··· Passage for review ···

We could never have envisioned how many people would come and go each day. We all but needed to install a parking deck by the side of the house. Even when we were an ordinary family with four healthy children, our home had seemed quiet compared to the hustle and bustle that was now our daily environment. We were thankful for every visitor and every new medical device, however, because we knew these things made Alex’s life better.

Our challenge was to somehow maintain an intimate family circle and be the parents that all four of our children needed. Just having one-on-one time with each child required tremendous awareness and creativity. Time for Beth and me as a married couple—well, that was something of a distant memory. Maybe someday there would be a time when we could take off, go somewhere, and attend to nothing in the world other than nurturing our love and commitment. It was hard to imagine when that day might be.

By the time Beth and I hit our bed on the night of Alex’s homecoming, we were utterly spent. Alex was settled down, our children were in bed, the respirators and other machinery were humming, and a nurse was on duty. Tomorrow would be a little less frenzied, wouldn’t it?

Home and Hearth

The following day I rose from bed immediately feeling the pull of the computer. How had the homecoming gone? Our Internet friends would be eager to hear. Just as I was pressing the power button to log on, Alex’s faint but somehow insistent voice broke the morning stillness.

“Daddy?”

··· Data for analysis ···

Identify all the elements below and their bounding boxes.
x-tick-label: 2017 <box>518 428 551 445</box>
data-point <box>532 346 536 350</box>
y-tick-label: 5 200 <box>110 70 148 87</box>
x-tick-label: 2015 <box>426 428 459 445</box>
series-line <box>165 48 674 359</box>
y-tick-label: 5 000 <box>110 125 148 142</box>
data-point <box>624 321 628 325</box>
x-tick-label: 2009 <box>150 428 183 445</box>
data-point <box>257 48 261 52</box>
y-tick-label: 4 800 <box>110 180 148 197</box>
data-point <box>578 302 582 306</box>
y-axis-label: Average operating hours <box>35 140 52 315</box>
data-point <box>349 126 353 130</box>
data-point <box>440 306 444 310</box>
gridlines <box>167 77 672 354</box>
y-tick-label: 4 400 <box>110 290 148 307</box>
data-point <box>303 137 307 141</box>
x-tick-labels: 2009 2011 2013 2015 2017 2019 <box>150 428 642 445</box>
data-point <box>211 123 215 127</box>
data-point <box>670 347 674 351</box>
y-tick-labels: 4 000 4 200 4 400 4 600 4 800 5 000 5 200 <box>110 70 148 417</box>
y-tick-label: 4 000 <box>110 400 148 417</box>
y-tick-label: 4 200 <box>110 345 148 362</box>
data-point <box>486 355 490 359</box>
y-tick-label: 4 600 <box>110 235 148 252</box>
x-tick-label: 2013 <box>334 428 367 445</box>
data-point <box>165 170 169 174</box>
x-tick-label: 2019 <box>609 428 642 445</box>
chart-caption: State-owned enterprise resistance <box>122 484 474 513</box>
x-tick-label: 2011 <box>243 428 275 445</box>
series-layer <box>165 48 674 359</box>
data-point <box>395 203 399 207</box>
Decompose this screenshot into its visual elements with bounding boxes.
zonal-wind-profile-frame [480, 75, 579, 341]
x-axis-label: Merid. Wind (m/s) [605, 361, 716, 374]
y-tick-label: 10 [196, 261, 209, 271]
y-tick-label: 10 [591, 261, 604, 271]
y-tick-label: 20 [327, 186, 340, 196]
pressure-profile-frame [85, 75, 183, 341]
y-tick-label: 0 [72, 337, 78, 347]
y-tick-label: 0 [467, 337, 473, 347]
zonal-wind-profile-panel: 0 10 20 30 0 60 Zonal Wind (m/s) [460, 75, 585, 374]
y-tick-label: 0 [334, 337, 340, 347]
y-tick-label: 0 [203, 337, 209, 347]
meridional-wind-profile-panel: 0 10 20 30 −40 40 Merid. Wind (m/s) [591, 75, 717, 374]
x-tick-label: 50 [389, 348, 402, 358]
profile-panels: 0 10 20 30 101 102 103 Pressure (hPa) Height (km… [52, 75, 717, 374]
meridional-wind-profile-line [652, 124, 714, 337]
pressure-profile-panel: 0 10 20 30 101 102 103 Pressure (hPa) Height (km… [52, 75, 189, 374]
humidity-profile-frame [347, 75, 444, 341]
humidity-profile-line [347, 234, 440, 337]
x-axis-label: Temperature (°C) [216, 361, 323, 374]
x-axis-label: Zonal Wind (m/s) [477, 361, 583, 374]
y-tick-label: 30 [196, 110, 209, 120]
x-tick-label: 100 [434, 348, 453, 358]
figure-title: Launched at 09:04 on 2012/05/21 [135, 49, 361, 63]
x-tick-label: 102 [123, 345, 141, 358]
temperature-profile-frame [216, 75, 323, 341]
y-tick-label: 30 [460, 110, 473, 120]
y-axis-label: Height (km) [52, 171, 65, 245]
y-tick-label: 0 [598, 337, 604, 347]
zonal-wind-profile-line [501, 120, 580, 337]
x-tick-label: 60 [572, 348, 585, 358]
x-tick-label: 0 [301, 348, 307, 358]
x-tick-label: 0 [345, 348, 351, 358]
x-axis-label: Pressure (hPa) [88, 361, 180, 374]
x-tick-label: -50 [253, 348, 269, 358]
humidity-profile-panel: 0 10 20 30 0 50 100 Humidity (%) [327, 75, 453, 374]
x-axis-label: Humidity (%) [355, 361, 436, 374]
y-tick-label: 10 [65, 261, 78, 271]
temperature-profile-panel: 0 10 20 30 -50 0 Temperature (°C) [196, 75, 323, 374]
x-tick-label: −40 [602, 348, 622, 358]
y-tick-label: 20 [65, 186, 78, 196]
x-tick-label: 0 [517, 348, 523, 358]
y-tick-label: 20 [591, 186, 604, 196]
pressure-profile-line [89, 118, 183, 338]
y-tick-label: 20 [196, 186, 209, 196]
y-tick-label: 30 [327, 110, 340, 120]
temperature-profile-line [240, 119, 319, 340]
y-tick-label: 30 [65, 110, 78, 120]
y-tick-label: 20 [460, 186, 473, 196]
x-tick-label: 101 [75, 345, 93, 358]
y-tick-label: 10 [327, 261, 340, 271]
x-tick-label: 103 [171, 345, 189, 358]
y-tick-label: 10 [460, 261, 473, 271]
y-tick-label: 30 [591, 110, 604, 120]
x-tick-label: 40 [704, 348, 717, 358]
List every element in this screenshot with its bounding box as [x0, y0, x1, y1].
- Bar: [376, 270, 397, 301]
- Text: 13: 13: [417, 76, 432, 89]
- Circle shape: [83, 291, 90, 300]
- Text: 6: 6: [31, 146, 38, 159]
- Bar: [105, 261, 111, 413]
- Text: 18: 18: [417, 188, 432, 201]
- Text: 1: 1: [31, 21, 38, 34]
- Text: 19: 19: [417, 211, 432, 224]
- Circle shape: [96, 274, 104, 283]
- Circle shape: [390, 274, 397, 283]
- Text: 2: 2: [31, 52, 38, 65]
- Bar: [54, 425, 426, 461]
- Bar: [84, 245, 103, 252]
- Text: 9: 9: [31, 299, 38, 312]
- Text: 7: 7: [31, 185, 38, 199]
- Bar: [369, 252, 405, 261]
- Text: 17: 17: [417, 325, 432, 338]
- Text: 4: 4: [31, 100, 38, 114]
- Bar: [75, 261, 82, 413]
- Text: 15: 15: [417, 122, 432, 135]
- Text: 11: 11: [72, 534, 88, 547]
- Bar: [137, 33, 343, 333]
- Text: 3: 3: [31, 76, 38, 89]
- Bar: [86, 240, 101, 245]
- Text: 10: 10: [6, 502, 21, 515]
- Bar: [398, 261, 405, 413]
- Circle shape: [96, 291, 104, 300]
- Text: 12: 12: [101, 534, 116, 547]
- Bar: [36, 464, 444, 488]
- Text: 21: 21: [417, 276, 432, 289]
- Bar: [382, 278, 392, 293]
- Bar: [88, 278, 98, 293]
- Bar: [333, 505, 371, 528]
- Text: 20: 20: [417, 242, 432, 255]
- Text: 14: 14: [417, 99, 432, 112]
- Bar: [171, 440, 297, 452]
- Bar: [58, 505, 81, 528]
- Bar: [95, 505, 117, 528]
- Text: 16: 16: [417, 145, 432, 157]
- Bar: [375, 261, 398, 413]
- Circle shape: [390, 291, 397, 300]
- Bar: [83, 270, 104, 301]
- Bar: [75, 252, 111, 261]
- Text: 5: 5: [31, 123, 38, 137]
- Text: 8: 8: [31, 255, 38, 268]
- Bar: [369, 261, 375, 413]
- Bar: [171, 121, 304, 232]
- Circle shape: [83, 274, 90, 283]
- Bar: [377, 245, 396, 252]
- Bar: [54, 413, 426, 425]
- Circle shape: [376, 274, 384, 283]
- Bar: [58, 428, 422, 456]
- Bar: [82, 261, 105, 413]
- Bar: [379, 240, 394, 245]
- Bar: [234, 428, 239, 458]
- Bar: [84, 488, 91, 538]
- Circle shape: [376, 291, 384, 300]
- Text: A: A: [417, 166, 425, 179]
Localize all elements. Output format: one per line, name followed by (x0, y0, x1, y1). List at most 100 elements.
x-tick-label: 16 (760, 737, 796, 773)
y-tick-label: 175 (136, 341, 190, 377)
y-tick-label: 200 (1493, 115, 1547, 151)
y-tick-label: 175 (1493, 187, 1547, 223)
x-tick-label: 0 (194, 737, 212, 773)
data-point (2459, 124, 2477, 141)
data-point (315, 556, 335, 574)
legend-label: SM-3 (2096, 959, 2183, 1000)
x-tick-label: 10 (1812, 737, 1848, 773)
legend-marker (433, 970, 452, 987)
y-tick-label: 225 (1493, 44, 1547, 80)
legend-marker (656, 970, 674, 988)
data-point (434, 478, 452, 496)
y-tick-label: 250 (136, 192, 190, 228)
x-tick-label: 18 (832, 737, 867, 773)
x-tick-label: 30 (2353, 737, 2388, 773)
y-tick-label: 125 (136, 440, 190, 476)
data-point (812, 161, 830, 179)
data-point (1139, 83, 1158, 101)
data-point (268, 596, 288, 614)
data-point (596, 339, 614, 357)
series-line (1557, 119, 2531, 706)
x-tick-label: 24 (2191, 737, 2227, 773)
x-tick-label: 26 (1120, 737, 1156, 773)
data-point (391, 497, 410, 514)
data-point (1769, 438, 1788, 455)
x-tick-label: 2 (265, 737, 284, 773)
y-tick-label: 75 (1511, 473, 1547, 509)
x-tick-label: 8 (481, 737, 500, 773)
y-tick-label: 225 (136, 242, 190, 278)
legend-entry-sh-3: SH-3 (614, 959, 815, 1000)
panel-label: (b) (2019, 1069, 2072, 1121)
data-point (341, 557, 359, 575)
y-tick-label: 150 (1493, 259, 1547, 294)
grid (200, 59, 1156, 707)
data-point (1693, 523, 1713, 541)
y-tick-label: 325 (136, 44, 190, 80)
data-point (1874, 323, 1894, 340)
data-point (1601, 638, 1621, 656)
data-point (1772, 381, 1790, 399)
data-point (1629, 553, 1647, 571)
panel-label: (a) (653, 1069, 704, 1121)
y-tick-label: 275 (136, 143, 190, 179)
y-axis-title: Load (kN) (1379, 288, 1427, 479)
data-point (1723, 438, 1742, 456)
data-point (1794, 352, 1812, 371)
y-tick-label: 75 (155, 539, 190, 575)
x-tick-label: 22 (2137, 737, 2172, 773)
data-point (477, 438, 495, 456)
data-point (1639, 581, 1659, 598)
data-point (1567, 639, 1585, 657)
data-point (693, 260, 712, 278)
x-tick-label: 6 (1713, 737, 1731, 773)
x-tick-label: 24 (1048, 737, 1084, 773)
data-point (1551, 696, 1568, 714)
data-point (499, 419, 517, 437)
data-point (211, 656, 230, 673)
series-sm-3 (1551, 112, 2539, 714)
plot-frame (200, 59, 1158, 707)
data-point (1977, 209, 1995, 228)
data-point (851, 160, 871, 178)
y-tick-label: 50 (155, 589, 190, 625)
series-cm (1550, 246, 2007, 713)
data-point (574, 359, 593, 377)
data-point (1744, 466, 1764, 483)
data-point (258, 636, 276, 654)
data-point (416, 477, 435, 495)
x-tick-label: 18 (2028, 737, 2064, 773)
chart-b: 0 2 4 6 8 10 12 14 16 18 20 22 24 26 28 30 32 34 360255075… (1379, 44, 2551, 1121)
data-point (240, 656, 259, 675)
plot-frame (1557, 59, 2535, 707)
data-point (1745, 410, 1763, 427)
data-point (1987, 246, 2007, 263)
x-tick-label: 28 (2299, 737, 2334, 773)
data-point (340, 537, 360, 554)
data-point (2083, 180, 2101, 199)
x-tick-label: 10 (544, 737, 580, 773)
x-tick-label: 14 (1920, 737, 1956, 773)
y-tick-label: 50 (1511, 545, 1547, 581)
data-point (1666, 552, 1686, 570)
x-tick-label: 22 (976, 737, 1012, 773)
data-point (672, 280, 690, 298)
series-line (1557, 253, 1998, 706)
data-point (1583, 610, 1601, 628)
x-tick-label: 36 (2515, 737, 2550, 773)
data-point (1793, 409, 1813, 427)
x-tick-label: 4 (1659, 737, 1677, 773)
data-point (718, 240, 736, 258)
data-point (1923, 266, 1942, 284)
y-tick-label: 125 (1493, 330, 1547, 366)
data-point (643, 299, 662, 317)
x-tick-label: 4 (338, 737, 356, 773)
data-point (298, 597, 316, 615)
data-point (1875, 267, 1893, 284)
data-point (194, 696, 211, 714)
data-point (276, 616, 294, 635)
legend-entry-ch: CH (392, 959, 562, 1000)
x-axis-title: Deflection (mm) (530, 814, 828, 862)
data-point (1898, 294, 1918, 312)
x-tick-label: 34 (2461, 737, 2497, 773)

···

# Exercise instructions
• A. In the passage about Alex's homecoming, list each thing the sentence beginning "Alex was settled down" reports about the house that night.
• B. Go on with the passage about Alex's homecoming, starting right after its final line.
The lines that come after the passage are separate material and have nothing to do with it.

# Answers by item
• A.
- Alex was settled down.
- The children were in bed.
- The respirators and other machinery were humming.
- A nurse was on duty.

• B.
Though Alex was “speaking” to us regularly, it wasn’t always audible. He carefully mouthed every word he wanted to say, working his facial muscles as vigorously as he possibly could. Sometimes there was a little squeak of a voice, sometimes nothing.

I immediately gave him all my attention. He’d been so delighted to be home again, and what he wanted now was for me to start a fire in the hearth. For him, that was one of the exciting features of the new house, something you certainly couldn’t get at a hospital. For months his spirit had been animated by the hope of seeing his dog again, enjoying a fire, and being with his siblings more often. I wheeled him into the family room, where he sat for several hours, just basking in the coziness of his own home. The moment was perfect, because the morning sun revealed five inches of snow on the ground. That put a big smile on Alex’s face.

Now, as he sat in the family room and enjoyed the crackling fire, he could look through the window and see snow collecting on tree branches and birds at the feeder. These were things he loved, and there had been a time when we’d wondered if he would ever open his eyes again to such simple joys. Some would expect him to be looking out at the snow with bitterness, remembering how he had played in it the previous winter. But that simply wasn’t Alex. He had never seemed so pleased.

Viktor Frankl, author of
Man’s Search for Meaning
, was a survivor of the Nazi prison camps. He had observed the various ways in which men and women respond to suffering, and he wrote, “Everything can be taken from a man but one thing: the last of the human freedoms—to choose one’s attitude in any given set of circumstances, to choose one’s own way.”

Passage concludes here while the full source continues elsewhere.